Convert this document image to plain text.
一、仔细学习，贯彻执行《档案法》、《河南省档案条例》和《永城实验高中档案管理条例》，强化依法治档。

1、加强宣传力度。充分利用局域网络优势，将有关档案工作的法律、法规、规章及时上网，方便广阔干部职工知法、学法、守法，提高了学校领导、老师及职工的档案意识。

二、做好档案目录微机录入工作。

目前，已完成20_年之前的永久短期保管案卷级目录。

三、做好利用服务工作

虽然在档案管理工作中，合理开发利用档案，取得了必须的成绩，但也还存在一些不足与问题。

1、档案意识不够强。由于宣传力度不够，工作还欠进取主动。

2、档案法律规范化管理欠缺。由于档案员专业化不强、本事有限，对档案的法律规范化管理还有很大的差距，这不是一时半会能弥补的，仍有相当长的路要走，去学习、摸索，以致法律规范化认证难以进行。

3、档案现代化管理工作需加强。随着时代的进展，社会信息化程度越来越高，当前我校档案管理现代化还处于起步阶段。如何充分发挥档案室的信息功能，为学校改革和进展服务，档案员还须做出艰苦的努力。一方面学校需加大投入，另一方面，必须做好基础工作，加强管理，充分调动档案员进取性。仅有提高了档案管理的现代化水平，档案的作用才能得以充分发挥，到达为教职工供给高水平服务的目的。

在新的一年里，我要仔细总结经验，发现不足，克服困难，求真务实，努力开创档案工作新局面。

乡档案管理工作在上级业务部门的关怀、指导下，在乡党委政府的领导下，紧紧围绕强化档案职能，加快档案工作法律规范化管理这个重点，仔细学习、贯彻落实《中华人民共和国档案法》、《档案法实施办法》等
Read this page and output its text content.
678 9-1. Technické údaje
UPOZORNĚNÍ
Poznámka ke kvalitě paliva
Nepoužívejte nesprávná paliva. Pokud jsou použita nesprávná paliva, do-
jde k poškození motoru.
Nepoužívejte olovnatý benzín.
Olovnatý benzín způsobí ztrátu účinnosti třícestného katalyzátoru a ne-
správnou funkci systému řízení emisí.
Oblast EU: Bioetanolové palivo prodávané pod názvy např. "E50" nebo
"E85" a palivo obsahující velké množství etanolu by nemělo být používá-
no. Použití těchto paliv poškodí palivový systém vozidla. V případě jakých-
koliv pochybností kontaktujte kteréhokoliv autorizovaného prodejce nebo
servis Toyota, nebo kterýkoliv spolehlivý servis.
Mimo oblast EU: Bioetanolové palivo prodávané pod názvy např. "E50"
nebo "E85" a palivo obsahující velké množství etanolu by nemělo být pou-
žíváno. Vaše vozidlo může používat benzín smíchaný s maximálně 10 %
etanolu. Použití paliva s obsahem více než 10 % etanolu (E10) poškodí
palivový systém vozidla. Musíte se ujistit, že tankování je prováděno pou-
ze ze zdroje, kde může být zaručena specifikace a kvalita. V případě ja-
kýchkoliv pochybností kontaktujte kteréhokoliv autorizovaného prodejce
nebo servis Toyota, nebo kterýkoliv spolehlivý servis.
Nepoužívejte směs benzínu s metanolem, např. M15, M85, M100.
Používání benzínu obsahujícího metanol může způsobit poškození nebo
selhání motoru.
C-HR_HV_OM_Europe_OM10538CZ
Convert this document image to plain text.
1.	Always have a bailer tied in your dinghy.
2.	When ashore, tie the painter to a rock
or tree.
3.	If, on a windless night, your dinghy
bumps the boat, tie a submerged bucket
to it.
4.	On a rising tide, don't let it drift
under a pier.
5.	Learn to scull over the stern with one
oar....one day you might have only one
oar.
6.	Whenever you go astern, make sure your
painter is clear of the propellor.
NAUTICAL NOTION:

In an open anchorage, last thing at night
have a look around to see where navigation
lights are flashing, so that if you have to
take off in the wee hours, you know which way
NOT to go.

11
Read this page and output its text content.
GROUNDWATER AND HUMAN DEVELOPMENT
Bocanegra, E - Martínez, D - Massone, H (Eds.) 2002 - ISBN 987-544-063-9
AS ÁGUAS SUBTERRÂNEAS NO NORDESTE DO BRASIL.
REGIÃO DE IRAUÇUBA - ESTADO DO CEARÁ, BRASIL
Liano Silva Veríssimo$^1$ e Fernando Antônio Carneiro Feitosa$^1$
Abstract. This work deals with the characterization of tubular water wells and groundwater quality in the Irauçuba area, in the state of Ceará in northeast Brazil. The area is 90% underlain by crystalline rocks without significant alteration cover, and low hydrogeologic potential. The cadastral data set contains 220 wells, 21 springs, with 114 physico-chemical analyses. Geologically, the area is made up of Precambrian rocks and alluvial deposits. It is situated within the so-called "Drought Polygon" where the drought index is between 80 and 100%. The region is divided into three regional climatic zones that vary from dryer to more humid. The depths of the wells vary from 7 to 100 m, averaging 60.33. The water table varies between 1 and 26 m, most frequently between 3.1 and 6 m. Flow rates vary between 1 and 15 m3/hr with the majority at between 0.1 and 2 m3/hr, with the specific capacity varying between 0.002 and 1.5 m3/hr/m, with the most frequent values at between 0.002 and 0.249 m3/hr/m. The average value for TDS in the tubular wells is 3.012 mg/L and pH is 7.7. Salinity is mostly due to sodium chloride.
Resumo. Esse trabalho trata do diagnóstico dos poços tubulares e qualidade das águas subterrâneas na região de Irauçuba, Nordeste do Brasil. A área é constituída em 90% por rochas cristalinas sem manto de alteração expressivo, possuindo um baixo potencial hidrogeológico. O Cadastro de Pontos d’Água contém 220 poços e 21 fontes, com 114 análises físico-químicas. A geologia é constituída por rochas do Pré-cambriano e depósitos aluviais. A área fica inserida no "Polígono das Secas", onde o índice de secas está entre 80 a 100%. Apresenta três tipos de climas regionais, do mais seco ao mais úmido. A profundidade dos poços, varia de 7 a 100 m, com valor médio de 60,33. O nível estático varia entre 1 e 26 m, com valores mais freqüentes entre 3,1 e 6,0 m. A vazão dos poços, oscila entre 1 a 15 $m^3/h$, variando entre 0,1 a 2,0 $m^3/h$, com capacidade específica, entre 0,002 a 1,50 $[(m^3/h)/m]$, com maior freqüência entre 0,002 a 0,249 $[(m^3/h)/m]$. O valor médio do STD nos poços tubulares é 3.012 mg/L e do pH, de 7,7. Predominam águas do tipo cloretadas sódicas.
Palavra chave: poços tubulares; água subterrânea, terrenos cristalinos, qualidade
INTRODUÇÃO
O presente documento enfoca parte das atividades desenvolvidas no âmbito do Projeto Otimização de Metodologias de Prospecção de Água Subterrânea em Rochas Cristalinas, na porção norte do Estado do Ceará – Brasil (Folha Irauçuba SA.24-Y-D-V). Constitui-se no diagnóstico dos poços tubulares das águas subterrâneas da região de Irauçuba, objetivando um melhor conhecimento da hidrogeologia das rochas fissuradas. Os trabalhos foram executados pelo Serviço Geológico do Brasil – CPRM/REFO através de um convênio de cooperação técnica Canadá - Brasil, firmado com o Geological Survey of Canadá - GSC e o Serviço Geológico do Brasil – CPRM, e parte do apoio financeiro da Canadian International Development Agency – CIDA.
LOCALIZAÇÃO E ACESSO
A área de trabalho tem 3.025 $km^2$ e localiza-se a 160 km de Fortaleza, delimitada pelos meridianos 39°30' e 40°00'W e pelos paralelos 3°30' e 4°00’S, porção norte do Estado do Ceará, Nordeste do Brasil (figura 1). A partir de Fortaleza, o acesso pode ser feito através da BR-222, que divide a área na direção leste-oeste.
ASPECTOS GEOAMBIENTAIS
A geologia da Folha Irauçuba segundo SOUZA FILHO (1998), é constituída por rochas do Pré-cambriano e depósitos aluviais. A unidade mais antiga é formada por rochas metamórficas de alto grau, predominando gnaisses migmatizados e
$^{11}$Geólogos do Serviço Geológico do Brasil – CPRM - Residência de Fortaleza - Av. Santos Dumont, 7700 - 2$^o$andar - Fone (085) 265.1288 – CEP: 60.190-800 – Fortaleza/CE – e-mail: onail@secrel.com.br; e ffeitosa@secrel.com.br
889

◆ What the exercise asks ◆
Identify the lines in the records above that contain the word "palivový", then state how many there are and nothing more.

◆ Solution to the exercise ◆
2